<<<<
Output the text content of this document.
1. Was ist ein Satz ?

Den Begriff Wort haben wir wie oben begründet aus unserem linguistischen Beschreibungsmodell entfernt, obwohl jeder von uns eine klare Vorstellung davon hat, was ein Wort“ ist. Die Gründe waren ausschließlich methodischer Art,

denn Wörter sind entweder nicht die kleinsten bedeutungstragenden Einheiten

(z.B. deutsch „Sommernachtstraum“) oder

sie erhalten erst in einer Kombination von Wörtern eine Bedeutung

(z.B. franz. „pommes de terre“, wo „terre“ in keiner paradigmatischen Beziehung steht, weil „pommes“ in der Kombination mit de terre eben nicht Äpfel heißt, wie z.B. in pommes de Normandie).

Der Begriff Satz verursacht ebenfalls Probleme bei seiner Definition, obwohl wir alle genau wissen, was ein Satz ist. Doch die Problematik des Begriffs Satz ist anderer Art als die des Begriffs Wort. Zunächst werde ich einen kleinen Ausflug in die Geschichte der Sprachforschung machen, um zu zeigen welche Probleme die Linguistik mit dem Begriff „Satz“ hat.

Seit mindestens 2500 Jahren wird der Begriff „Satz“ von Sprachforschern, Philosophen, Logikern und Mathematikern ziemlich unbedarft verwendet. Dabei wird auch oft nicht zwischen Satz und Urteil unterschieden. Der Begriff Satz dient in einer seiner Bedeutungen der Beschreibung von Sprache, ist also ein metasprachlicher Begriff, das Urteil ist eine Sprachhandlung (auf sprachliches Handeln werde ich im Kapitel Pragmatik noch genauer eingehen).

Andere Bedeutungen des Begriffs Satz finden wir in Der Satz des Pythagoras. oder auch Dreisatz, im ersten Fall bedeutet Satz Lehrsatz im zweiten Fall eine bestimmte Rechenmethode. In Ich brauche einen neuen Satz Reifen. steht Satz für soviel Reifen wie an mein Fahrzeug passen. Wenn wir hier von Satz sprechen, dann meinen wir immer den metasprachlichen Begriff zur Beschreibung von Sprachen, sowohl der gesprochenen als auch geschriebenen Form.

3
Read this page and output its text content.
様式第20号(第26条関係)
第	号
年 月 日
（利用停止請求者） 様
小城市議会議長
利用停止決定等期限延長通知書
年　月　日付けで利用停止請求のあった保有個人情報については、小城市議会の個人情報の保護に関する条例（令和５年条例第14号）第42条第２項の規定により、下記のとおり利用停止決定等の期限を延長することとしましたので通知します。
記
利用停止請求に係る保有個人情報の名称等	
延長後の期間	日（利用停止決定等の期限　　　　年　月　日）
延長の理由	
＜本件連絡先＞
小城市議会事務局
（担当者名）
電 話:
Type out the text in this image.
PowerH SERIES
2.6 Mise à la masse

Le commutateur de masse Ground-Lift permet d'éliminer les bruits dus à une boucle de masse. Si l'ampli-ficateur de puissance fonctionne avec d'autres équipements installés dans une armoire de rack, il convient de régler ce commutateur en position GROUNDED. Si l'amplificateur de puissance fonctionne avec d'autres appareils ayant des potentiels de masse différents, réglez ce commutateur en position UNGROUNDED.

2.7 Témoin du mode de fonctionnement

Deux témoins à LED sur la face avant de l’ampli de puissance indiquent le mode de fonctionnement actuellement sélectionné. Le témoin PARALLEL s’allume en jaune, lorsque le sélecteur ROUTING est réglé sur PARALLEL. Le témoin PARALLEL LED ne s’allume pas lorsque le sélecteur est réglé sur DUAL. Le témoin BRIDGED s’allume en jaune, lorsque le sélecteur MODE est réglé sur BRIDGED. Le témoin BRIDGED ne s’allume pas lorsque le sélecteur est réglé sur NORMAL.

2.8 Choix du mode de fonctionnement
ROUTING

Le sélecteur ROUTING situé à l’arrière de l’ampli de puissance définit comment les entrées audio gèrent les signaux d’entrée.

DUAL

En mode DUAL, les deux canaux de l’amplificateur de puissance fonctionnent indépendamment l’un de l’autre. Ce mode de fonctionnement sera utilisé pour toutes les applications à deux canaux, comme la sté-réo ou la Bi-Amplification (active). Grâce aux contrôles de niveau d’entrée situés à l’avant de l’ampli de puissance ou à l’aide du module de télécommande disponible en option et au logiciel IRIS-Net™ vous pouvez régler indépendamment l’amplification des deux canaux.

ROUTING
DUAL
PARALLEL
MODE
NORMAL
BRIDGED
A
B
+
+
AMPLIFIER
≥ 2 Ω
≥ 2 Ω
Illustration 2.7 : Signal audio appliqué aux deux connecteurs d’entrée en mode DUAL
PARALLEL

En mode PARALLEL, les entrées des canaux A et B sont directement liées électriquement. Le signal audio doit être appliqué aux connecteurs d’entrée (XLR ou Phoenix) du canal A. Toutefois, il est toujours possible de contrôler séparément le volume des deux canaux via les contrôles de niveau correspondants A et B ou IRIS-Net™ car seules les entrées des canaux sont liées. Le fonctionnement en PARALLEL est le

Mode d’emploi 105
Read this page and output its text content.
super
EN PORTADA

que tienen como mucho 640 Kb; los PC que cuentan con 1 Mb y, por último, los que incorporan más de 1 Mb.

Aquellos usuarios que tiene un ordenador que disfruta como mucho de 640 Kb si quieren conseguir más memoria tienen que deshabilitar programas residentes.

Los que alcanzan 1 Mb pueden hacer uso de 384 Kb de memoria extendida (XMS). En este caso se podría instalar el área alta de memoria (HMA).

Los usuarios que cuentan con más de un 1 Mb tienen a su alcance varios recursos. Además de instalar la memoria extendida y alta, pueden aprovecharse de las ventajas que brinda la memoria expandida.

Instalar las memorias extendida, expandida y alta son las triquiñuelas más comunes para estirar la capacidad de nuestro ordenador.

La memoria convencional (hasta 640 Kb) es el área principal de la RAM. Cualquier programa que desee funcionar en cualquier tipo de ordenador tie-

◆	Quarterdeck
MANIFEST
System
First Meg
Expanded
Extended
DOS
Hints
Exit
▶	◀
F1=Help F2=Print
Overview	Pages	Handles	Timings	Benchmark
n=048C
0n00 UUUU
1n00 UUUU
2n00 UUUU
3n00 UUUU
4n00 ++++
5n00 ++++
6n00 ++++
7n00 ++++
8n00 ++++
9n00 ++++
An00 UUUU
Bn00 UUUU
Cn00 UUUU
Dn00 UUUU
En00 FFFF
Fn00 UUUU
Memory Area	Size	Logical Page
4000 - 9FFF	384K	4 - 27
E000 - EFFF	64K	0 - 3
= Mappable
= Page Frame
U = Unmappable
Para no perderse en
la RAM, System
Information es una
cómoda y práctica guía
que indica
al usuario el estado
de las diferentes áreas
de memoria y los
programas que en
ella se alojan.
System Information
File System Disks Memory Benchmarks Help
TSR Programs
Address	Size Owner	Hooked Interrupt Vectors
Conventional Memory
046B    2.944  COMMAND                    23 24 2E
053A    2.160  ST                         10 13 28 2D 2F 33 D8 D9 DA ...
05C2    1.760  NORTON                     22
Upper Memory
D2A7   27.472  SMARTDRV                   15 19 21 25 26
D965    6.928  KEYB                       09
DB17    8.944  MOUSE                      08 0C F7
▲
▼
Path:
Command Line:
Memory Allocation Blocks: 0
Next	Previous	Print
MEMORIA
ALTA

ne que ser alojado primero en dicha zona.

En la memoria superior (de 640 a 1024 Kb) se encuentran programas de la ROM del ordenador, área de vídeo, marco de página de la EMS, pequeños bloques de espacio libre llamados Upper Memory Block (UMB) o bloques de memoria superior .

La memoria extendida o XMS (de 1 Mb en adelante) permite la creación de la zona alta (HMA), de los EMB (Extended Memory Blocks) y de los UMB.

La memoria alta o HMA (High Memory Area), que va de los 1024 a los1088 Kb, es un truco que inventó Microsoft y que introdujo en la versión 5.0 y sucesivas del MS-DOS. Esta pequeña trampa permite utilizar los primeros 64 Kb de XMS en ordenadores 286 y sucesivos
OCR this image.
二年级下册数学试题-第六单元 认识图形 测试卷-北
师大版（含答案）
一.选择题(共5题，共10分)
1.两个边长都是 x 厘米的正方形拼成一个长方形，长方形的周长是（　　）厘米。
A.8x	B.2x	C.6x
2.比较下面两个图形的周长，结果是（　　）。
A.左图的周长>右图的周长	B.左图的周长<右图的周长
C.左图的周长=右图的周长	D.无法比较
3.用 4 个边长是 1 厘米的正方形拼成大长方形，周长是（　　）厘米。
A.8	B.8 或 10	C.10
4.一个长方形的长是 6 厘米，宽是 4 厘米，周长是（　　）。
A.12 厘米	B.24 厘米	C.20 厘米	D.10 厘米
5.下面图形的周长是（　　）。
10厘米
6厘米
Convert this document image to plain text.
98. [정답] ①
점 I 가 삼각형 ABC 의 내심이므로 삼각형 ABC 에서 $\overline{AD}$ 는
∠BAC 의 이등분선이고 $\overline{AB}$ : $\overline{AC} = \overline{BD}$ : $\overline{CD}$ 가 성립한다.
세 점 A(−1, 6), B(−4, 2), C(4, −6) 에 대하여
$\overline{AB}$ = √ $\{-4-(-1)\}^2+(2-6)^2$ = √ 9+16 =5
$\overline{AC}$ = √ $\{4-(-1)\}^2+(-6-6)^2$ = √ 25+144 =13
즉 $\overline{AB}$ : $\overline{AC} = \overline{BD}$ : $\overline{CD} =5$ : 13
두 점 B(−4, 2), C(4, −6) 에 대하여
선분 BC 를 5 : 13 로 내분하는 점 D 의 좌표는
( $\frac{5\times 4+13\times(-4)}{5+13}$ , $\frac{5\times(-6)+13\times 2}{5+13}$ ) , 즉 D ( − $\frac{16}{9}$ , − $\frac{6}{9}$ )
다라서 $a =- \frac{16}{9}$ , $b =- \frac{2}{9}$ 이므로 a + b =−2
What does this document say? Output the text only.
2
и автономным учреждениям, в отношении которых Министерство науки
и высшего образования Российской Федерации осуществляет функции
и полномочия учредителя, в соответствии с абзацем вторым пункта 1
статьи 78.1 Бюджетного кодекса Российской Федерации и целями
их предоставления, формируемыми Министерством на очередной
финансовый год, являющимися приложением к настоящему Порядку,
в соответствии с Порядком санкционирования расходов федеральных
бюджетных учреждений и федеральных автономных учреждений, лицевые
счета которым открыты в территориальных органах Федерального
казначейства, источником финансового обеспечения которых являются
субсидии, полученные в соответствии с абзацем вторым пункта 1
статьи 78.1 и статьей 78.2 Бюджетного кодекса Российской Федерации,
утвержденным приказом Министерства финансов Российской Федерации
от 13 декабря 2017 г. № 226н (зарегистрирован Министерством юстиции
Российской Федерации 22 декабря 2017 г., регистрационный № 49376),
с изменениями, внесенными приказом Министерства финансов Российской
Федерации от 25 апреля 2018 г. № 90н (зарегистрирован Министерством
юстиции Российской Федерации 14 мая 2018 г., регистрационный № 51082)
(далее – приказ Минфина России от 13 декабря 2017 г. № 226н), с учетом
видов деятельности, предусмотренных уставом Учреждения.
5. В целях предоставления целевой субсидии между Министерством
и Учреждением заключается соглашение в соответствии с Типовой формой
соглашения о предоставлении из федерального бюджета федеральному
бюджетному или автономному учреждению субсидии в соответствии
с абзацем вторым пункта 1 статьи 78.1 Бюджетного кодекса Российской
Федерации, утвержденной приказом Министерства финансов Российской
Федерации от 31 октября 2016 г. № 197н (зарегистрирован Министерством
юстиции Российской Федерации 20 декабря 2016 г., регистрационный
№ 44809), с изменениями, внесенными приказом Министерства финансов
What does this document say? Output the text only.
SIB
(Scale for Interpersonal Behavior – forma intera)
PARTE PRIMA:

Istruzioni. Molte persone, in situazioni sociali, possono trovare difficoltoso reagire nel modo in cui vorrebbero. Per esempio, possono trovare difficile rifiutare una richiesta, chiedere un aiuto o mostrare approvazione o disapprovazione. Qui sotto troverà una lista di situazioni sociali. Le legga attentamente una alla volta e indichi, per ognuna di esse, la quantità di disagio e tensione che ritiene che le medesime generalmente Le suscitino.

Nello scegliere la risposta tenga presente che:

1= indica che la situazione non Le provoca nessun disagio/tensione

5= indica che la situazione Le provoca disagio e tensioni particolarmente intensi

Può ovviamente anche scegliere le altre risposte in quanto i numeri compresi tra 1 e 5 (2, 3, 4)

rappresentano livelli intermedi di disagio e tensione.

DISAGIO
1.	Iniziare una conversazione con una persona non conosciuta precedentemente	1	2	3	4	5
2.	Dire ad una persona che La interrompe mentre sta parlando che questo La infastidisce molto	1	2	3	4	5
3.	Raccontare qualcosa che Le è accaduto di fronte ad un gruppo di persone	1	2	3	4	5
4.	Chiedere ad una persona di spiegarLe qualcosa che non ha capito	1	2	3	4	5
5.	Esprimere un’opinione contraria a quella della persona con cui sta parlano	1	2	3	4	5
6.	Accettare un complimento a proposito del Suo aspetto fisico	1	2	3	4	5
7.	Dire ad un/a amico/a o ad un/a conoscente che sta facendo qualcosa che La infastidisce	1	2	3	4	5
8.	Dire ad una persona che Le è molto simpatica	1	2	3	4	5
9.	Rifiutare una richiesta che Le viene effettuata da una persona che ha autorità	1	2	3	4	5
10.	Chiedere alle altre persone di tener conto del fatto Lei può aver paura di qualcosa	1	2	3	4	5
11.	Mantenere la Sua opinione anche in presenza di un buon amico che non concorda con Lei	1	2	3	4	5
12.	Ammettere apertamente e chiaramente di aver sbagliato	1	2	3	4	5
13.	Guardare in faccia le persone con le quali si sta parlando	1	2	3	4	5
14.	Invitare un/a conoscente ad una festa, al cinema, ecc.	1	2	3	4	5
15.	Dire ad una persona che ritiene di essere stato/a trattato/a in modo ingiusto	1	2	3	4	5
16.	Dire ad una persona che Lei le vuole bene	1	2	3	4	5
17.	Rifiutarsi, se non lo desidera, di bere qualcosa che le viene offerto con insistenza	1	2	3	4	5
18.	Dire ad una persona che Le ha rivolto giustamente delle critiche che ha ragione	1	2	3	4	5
>>>>
**WHAT THE TASK ASKS:**
Identify which lines contain the word "altre" and copy each one.

**THE SOLUTION:**
Può ovviamente anche scegliere le altre risposte in quanto i numeri compresi tra 1 e 5 (2, 3, 4)
10.	Chiedere alle altre persone di tener conto del fatto Lei può aver paura di qualcosa	1	2	3	4	5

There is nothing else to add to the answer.